(Exercise instructions)
Would it be possible to write out each entry below exactly, without the pictures?

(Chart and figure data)
==*==

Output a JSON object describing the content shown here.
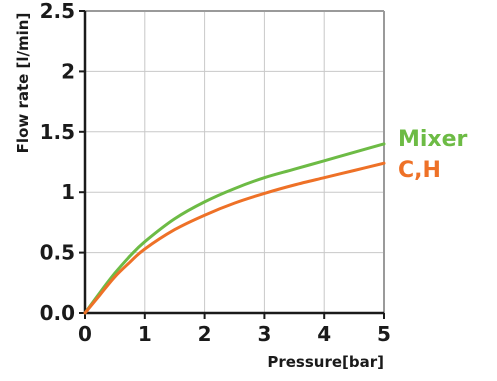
{
  "chart_data": {
    "type": "line",
    "xlabel": "Pressure[bar]",
    "ylabel": "Flow rate [l/min]",
    "xlim": [
      0,
      5
    ],
    "ylim": [
      0,
      2.5
    ],
    "x_ticks": [
      0,
      1,
      2,
      3,
      4,
      5
    ],
    "x_tick_labels": [
      "0",
      "1",
      "2",
      "3",
      "4",
      "5"
    ],
    "y_ticks": [
      0,
      0.5,
      1,
      1.5,
      2,
      2.5
    ],
    "y_tick_labels": [
      "0.0",
      "0.5",
      "1",
      "1.5",
      "2",
      "2.5"
    ],
    "grid": true,
    "legend_placement": "right, at line ends",
    "series": [
      {
        "name": "Mixer",
        "color": "#6dbb45",
        "x": [
          0,
          0.25,
          0.5,
          0.75,
          1,
          1.5,
          2,
          2.5,
          3,
          3.5,
          4,
          4.5,
          5
        ],
        "y": [
          0,
          0.17,
          0.33,
          0.47,
          0.59,
          0.78,
          0.92,
          1.03,
          1.12,
          1.19,
          1.26,
          1.33,
          1.4
        ]
      },
      {
        "name": "C,H",
        "color": "#ee7127",
        "x": [
          0,
          0.25,
          0.5,
          0.75,
          1,
          1.5,
          2,
          2.5,
          3,
          3.5,
          4,
          4.5,
          5
        ],
        "y": [
          0,
          0.15,
          0.3,
          0.42,
          0.53,
          0.69,
          0.81,
          0.91,
          0.99,
          1.06,
          1.12,
          1.18,
          1.24
        ]
      }
    ]
  }
}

==*==

(Task result)
Output a JSON object describing the content shown here.
{
  "chart_data": {
    "type": "line",
    "xlabel": "Pressure[bar]",
    "ylabel": "Flow rate [l/min]",
    "xlim": [
      0,
      5
    ],
    "ylim": [
      0,
      2.5
    ],
    "x_ticks": [
      0,
      1,
      2,
      3,
      4,
      5
    ],
    "x_tick_labels": [
      "0",
      "1",
      "2",
      "3",
      "4",
      "5"
    ],
    "y_ticks": [
      0,
      0.5,
      1,
      1.5,
      2,
      2.5
    ],
    "y_tick_labels": [
      "0.0",
      "0.5",
      "1",
      "1.5",
      "2",
      "2.5"
    ],
    "grid": true,
    "legend_placement": "right, at line ends",
    "series": [
      {
        "name": "Mixer",
        "color": "#6dbb45",
        "x": [
          0,
          0.25,
          0.5,
          0.75,
          1,
          1.5,
          2,
          2.5,
          3,
          3.5,
          4,
          4.5,
          5
        ],
        "y": [
          0,
          0.17,
          0.33,
          0.47,
          0.59,
          0.78,
          0.92,
          1.03,
          1.12,
          1.19,
          1.26,
          1.33,
          1.4
        ]
      },
      {
        "name": "C,H",
        "color": "#ee7127",
        "x": [
          0,
          0.25,
          0.5,
          0.75,
          1,
          1.5,
          2,
          2.5,
          3,
          3.5,
          4,
          4.5,
          5
        ],
        "y": [
          0,
          0.15,
          0.3,
          0.42,
          0.53,
          0.69,
          0.81,
          0.91,
          0.99,
          1.06,
          1.12,
          1.18,
          1.24
        ]
      }
    ]
  }
}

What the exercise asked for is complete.